[Information supplied]
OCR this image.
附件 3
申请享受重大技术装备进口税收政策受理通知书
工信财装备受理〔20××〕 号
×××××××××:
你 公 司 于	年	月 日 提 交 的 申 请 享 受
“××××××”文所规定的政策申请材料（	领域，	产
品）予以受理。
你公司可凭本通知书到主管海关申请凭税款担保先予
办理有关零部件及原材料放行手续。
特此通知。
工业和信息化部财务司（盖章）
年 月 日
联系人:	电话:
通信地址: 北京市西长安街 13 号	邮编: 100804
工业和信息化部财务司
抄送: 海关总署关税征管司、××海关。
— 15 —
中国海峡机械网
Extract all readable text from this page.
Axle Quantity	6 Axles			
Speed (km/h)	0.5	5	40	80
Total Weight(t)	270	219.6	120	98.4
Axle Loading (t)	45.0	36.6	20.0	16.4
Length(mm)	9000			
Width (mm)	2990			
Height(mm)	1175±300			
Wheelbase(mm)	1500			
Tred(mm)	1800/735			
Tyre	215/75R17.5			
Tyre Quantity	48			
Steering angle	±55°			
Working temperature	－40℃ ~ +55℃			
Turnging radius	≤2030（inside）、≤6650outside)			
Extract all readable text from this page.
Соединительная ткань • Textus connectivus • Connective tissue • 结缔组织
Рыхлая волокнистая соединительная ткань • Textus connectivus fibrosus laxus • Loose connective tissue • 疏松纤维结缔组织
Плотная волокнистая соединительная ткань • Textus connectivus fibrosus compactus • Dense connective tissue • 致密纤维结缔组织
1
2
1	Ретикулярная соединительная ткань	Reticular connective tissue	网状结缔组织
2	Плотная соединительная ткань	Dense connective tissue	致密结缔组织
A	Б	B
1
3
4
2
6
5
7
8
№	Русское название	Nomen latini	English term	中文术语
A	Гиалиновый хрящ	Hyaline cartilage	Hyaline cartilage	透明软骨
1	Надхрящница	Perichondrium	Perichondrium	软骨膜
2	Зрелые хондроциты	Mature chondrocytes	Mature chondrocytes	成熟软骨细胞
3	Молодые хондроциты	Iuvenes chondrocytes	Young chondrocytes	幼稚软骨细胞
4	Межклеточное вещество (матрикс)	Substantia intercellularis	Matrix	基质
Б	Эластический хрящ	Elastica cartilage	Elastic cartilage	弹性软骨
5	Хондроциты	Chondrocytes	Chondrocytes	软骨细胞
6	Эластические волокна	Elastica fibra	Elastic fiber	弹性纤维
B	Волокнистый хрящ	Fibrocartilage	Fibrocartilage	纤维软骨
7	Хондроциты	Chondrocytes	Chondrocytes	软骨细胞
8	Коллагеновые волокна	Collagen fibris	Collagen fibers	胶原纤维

[What needs to be done]
Every entry should be printed again exactly as it stands.

[Response]
OCR this image.
附件 3
申请享受重大技术装备进口税收政策受理通知书
工信财装备受理〔20××〕 号
×××××××××:
你 公 司 于	年	月 日 提 交 的 申 请 享 受
“××××××”文所规定的政策申请材料（	领域，	产
品）予以受理。
你公司可凭本通知书到主管海关申请凭税款担保先予
办理有关零部件及原材料放行手续。
特此通知。
工业和信息化部财务司（盖章）
年 月 日
联系人:	电话:
通信地址: 北京市西长安街 13 号	邮编: 100804
工业和信息化部财务司
抄送: 海关总署关税征管司、××海关。
— 15 —
中国海峡机械网
Extract all readable text from this page.
Axle Quantity	6 Axles			
Speed (km/h)	0.5	5	40	80
Total Weight(t)	270	219.6	120	98.4
Axle Loading (t)	45.0	36.6	20.0	16.4
Length(mm)	9000			
Width (mm)	2990			
Height(mm)	1175±300			
Wheelbase(mm)	1500			
Tred(mm)	1800/735			
Tyre	215/75R17.5			
Tyre Quantity	48			
Steering angle	±55°			
Working temperature	－40℃ ~ +55℃			
Turnging radius	≤2030（inside）、≤6650outside)			
Extract all readable text from this page.
Соединительная ткань • Textus connectivus • Connective tissue • 结缔组织
Рыхлая волокнистая соединительная ткань • Textus connectivus fibrosus laxus • Loose connective tissue • 疏松纤维结缔组织
Плотная волокнистая соединительная ткань • Textus connectivus fibrosus compactus • Dense connective tissue • 致密纤维结缔组织
1
2
1	Ретикулярная соединительная ткань	Reticular connective tissue	网状结缔组织
2	Плотная соединительная ткань	Dense connective tissue	致密结缔组织
A	Б	B
1
3
4
2
6
5
7
8
№	Русское название	Nomen latini	English term	中文术语
A	Гиалиновый хрящ	Hyaline cartilage	Hyaline cartilage	透明软骨
1	Надхрящница	Perichondrium	Perichondrium	软骨膜
2	Зрелые хондроциты	Mature chondrocytes	Mature chondrocytes	成熟软骨细胞
3	Молодые хондроциты	Iuvenes chondrocytes	Young chondrocytes	幼稚软骨细胞
4	Межклеточное вещество (матрикс)	Substantia intercellularis	Matrix	基质
Б	Эластический хрящ	Elastica cartilage	Elastic cartilage	弹性软骨
5	Хондроциты	Chondrocytes	Chondrocytes	软骨细胞
6	Эластические волокна	Elastica fibra	Elastic fiber	弹性纤维
B	Волокнистый хрящ	Fibrocartilage	Fibrocartilage	纤维软骨
7	Хондроциты	Chondrocytes	Chondrocytes	软骨细胞
8	Коллагеновые волокна	Collagen fibris	Collagen fibers	胶原纤维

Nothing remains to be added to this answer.